Begin Information supplied

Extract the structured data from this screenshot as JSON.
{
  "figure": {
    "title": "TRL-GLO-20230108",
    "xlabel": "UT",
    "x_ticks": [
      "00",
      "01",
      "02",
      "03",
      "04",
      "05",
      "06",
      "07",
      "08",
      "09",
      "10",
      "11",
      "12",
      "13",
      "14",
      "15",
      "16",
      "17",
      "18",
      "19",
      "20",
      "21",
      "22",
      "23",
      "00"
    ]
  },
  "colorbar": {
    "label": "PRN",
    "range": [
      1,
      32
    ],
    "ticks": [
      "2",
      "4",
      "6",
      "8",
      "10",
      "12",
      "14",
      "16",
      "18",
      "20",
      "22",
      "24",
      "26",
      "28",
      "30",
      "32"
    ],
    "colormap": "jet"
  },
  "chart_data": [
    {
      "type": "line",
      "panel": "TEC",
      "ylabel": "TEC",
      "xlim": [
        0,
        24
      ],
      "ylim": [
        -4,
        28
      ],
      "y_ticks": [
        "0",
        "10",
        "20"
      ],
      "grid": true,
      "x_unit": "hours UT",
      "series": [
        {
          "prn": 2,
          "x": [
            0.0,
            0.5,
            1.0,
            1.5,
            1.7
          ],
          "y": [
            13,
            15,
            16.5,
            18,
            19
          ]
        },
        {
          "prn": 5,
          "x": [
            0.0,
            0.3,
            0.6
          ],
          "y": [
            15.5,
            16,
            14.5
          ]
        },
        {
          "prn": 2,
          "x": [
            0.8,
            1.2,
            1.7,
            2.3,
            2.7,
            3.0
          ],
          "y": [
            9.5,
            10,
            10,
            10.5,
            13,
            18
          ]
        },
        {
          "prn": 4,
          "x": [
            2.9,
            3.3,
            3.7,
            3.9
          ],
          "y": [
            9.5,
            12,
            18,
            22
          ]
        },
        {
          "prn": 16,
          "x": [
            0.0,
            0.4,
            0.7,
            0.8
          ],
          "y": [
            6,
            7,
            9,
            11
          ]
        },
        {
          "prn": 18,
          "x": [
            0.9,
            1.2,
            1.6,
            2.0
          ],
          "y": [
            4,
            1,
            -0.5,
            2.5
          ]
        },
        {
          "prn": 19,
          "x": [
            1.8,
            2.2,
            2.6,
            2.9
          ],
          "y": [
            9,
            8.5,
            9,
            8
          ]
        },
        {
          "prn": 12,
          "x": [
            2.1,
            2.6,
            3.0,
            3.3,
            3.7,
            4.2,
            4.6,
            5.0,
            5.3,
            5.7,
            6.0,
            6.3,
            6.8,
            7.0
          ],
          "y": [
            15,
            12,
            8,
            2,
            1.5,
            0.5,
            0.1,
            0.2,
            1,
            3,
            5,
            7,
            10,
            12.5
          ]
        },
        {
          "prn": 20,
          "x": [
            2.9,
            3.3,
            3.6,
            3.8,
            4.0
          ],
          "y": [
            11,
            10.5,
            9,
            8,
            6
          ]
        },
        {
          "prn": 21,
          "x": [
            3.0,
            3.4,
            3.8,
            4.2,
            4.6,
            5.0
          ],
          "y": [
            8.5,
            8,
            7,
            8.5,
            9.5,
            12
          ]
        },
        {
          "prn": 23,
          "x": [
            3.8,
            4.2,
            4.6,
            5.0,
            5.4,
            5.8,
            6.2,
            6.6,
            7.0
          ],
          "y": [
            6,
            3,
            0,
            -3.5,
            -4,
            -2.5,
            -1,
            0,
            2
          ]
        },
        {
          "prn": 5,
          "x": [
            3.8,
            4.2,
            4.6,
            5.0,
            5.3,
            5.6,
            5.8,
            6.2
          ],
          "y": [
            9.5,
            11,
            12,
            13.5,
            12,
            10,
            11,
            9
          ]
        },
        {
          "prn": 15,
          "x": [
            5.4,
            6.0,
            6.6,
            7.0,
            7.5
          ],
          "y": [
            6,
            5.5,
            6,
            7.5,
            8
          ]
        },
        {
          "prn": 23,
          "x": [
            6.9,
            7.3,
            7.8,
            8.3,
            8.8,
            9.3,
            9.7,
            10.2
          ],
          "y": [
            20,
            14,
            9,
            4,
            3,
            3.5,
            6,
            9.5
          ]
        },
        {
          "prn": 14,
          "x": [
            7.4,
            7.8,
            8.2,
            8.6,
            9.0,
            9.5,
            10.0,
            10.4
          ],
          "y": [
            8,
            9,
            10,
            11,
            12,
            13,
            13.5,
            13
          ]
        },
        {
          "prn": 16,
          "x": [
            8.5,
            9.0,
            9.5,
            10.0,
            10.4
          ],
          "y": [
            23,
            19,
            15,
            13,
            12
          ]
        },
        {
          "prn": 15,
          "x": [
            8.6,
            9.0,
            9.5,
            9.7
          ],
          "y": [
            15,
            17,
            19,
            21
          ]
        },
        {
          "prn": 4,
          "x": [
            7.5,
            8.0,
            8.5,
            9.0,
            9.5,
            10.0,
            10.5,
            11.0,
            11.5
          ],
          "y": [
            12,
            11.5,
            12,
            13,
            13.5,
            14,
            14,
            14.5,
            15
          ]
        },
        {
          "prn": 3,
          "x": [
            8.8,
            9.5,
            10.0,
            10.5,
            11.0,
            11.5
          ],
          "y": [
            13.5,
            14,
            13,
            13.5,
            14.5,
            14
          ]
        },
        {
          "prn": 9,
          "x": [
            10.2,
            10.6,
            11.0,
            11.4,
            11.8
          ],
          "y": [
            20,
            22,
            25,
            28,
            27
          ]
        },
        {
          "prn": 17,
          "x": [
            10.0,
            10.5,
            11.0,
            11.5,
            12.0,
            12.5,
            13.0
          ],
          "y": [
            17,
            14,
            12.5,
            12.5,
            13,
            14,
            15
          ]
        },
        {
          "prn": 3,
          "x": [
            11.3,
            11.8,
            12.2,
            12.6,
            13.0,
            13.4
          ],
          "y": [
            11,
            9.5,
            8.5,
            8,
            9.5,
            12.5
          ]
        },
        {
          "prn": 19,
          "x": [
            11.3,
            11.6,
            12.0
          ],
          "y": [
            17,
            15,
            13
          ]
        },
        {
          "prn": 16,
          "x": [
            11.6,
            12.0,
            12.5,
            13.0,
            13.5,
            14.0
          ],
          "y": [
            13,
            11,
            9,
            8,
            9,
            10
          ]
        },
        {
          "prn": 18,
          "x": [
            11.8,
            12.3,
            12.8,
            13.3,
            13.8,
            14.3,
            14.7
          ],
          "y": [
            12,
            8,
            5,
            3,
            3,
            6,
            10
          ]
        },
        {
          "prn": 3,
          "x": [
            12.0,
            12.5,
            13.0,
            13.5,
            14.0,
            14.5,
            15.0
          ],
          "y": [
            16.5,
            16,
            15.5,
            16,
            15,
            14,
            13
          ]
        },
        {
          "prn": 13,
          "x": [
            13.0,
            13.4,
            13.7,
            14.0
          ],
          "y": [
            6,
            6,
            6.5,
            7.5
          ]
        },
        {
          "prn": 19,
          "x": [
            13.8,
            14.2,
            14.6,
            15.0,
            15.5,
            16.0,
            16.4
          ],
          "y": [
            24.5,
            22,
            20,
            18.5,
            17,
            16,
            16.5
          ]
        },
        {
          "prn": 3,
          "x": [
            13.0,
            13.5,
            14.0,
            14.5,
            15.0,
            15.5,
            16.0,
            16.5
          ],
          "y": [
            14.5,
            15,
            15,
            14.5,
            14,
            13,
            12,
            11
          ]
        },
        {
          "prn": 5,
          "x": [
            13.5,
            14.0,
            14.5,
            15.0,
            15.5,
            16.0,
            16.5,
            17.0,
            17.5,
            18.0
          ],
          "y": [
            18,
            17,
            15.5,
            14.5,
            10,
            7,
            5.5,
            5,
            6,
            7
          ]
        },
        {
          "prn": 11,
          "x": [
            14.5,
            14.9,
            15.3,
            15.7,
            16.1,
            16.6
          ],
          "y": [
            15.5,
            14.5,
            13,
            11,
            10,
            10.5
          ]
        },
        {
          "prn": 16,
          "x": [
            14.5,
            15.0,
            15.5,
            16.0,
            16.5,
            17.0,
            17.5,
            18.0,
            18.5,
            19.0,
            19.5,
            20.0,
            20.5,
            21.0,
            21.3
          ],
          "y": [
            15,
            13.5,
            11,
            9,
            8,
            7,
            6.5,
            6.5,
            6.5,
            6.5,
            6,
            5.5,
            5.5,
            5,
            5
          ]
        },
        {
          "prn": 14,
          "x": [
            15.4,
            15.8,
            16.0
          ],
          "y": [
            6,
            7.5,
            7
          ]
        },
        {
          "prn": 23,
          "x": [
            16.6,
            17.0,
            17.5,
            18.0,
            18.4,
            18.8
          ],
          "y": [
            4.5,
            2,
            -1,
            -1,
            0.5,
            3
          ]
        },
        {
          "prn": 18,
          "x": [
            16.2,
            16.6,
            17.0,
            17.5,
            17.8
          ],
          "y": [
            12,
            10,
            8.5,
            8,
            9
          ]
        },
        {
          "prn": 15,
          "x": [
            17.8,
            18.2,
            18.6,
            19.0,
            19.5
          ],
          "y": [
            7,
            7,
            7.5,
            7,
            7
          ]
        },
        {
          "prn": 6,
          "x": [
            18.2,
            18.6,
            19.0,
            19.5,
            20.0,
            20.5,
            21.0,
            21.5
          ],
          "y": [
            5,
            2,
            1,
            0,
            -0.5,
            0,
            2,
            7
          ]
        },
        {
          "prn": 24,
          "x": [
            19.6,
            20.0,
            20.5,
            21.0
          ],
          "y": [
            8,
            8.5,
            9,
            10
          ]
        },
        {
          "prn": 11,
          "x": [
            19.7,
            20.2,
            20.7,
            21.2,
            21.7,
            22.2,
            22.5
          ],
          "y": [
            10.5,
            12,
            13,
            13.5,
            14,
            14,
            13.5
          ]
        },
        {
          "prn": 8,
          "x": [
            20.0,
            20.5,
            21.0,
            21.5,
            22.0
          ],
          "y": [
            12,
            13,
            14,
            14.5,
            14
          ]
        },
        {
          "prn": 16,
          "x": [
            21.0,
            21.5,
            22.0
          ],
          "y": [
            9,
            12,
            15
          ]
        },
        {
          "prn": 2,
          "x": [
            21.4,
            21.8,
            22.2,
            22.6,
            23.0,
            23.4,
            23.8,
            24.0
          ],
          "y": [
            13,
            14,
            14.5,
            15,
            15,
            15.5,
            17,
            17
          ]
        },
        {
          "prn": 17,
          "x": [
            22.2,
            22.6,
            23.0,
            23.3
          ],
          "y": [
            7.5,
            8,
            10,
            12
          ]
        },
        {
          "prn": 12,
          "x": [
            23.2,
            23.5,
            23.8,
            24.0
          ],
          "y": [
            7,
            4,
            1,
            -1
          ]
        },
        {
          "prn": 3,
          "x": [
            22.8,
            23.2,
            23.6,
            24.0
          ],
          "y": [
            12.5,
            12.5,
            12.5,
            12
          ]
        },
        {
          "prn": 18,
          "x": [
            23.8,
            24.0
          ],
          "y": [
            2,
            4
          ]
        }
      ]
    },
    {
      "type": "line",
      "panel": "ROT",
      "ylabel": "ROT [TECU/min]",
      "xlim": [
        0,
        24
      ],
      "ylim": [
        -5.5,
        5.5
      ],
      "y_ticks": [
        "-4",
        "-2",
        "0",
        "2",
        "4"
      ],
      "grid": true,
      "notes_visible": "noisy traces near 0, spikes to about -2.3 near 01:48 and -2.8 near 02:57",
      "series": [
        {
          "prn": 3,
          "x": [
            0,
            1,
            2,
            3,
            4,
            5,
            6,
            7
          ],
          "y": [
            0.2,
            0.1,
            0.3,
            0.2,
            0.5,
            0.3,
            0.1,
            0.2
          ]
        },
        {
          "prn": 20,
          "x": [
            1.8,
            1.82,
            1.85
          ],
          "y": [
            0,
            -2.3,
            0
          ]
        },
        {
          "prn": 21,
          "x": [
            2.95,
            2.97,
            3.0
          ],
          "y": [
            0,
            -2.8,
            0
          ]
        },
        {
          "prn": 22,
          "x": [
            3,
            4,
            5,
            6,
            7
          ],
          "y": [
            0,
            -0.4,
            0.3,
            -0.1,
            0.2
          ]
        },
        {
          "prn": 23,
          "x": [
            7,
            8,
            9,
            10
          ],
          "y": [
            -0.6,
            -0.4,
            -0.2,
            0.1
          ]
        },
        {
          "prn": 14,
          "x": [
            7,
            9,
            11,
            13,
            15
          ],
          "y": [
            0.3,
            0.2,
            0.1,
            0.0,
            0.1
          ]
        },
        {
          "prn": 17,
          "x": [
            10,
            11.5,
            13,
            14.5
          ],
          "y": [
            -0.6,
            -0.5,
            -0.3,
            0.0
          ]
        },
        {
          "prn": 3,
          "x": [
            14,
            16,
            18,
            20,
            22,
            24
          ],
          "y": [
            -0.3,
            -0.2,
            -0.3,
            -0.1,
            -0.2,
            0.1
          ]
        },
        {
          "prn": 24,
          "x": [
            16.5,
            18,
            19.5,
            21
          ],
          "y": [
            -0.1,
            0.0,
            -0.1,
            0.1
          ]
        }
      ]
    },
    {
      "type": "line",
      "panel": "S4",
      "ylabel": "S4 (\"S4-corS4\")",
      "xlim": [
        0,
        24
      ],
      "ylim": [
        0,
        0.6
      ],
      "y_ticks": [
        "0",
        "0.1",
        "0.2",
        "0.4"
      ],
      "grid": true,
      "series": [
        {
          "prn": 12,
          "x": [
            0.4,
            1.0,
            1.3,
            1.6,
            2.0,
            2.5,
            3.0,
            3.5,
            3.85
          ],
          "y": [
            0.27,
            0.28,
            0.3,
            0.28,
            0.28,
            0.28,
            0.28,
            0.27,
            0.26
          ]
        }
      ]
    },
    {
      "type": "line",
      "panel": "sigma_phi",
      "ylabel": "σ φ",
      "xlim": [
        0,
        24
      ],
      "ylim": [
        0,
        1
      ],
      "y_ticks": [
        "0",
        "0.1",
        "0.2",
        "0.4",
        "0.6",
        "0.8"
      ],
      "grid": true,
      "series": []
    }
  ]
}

End Information supplied

▶ Set exercise
List the lines that contain the word "panel".

▶ Solution to the problem
      "panel": "TEC",
      "panel": "ROT",
      "panel": "S4",
      "panel": "sigma_phi",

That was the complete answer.